PROMPT: Output the records exactly as they appear, with no pictures included.

Records from a data collection:
####################
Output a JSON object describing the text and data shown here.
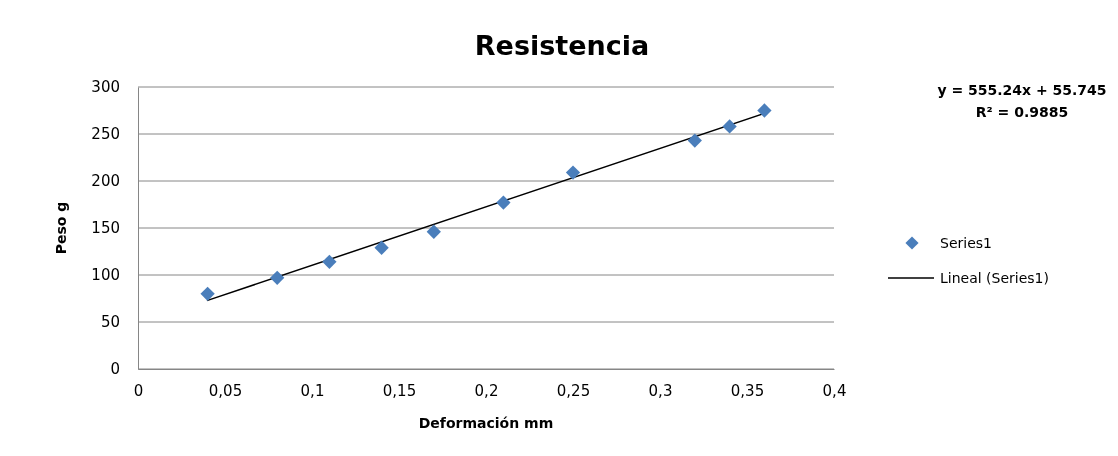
{
  "chart_data": {
    "type": "scatter",
    "title": "Resistencia",
    "xlabel": "Deformación mm",
    "ylabel": "Peso g",
    "xlim": [
      0,
      0.4
    ],
    "xticks": [
      0,
      {
        "value": 0.05,
        "label": "0,05"
      },
      {
        "value": 0.1,
        "label": "0,1"
      },
      {
        "value": 0.15,
        "label": "0,15"
      },
      {
        "value": 0.2,
        "label": "0,2"
      },
      {
        "value": 0.25,
        "label": "0,25"
      },
      {
        "value": 0.3,
        "label": "0,3"
      },
      {
        "value": 0.35,
        "label": "0,35"
      },
      {
        "value": 0.4,
        "label": "0,4"
      }
    ],
    "ylim": [
      0,
      300
    ],
    "yticks": [
      0,
      50,
      100,
      150,
      200,
      250,
      300
    ],
    "grid": "y",
    "legend": "right",
    "marker": "diamond",
    "annotations": [
      "y = 555.24x + 55.745",
      "R² = 0.9885"
    ],
    "series": [
      {
        "name": "Series1",
        "color": "#4a7ebb",
        "x": [
          0.04,
          0.08,
          0.11,
          0.14,
          0.17,
          0.21,
          0.25,
          0.32,
          0.34,
          0.36
        ],
        "values": [
          80,
          97,
          114,
          129,
          146,
          177,
          209,
          243,
          258,
          275
        ]
      },
      {
        "name": "Lineal (Series1)",
        "type": "line",
        "color": "#000000",
        "line_style": "solid",
        "marker": "none",
        "x": [
          0.04,
          0.36
        ],
        "values": [
          73,
          272
        ]
      }
    ]
  }
}
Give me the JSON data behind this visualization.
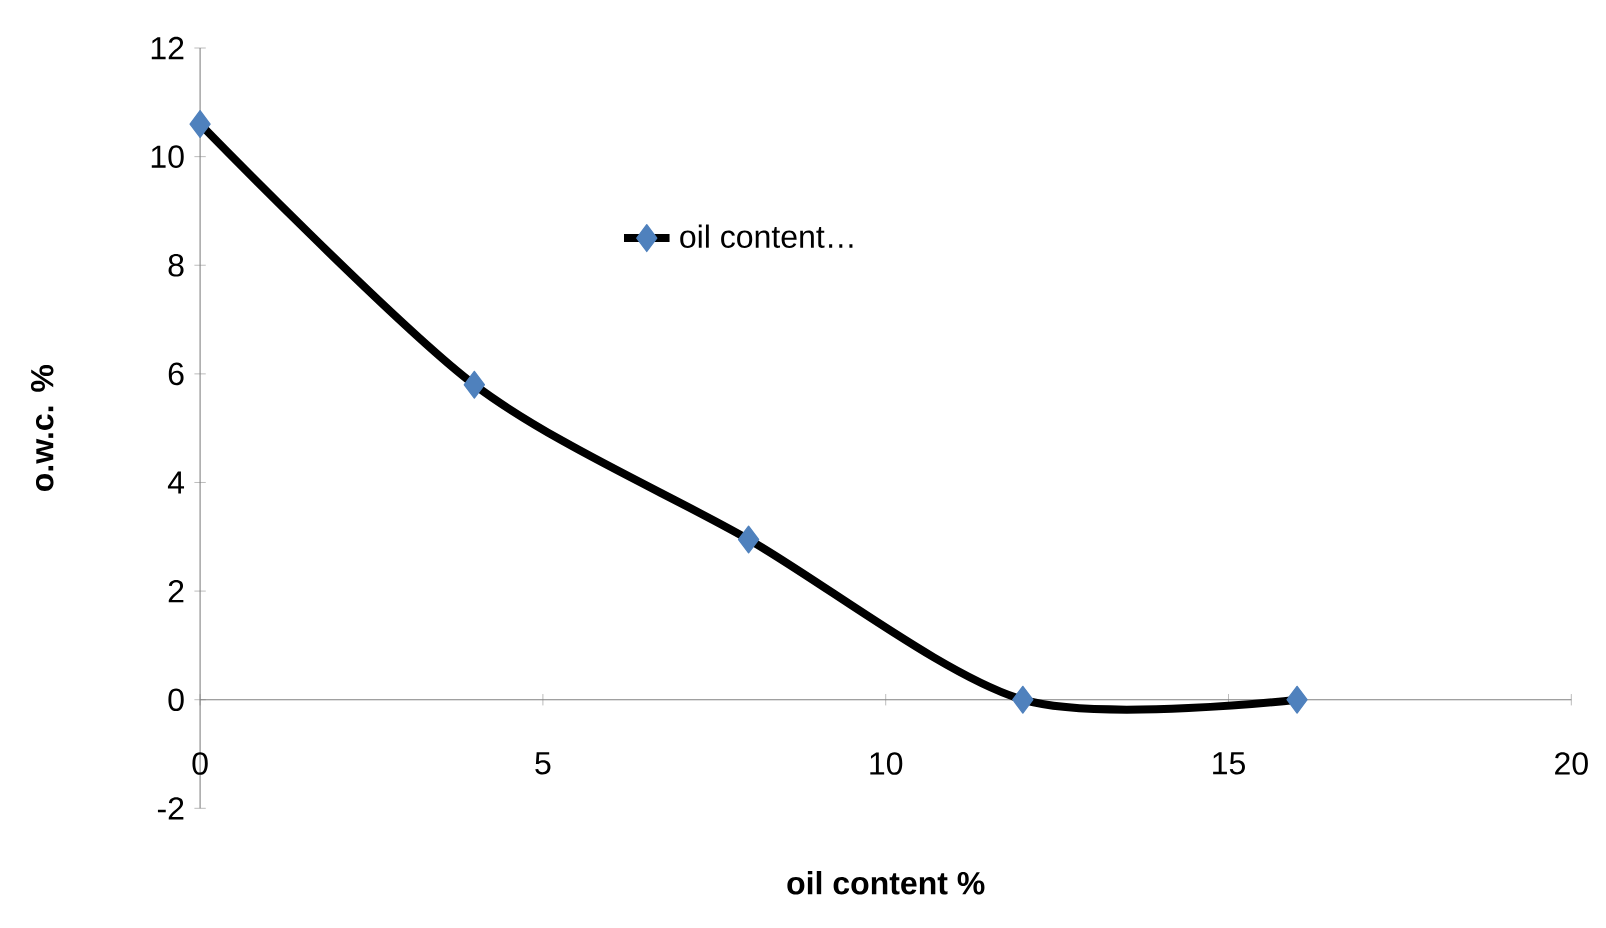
{
  "chart_data": {
    "type": "line",
    "xlabel": "oil content %",
    "ylabel": "o.w.c. %",
    "x": [
      0,
      4,
      8,
      12,
      16
    ],
    "series": [
      {
        "name": "oil content…",
        "color": "#000000",
        "values": [
          10.6,
          5.8,
          2.95,
          0,
          0
        ]
      }
    ],
    "marker": "diamond",
    "line_style": "solid",
    "legend": "top",
    "xlim": [
      0,
      20
    ],
    "xticks": [
      0,
      5,
      10,
      15,
      20
    ],
    "ylim": [
      -2,
      12
    ],
    "yticks": [
      -2,
      0,
      2,
      4,
      6,
      8,
      10,
      12
    ]
  }
}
####################
THE SOLUTION:
Output a JSON object describing the text and data shown here.
{
  "chart_data": {
    "type": "scatter",
    "title": "Resistencia",
    "xlabel": "Deformación mm",
    "ylabel": "Peso g",
    "xlim": [
      0,
      0.4
    ],
    "xticks": [
      0,
      {
        "value": 0.05,
        "label": "0,05"
      },
      {
        "value": 0.1,
        "label": "0,1"
      },
      {
        "value": 0.15,
        "label": "0,15"
      },
      {
        "value": 0.2,
        "label": "0,2"
      },
      {
        "value": 0.25,
        "label": "0,25"
      },
      {
        "value": 0.3,
        "label": "0,3"
      },
      {
        "value": 0.35,
        "label": "0,35"
      },
      {
        "value": 0.4,
        "label": "0,4"
      }
    ],
    "ylim": [
      0,
      300
    ],
    "yticks": [
      0,
      50,
      100,
      150,
      200,
      250,
      300
    ],
    "grid": "y",
    "legend": "right",
    "marker": "diamond",
    "annotations": [
      "y = 555.24x + 55.745",
      "R² = 0.9885"
    ],
    "series": [
      {
        "name": "Series1",
        "color": "#4a7ebb",
        "x": [
          0.04,
          0.08,
          0.11,
          0.14,
          0.17,
          0.21,
          0.25,
          0.32,
          0.34,
          0.36
        ],
        "values": [
          80,
          97,
          114,
          129,
          146,
          177,
          209,
          243,
          258,
          275
        ]
      },
      {
        "name": "Lineal (Series1)",
        "type": "line",
        "color": "#000000",
        "line_style": "solid",
        "marker": "none",
        "x": [
          0.04,
          0.36
        ],
        "values": [
          73,
          272
        ]
      }
    ]
  }
}
Give me the JSON data behind this visualization.
{
  "chart_data": {
    "type": "line",
    "xlabel": "oil content %",
    "ylabel": "o.w.c. %",
    "x": [
      0,
      4,
      8,
      12,
      16
    ],
    "series": [
      {
        "name": "oil content…",
        "color": "#000000",
        "values": [
          10.6,
          5.8,
          2.95,
          0,
          0
        ]
      }
    ],
    "marker": "diamond",
    "line_style": "solid",
    "legend": "top",
    "xlim": [
      0,
      20
    ],
    "xticks": [
      0,
      5,
      10,
      15,
      20
    ],
    "ylim": [
      -2,
      12
    ],
    "yticks": [
      -2,
      0,
      2,
      4,
      6,
      8,
      10,
      12
    ]
  }
}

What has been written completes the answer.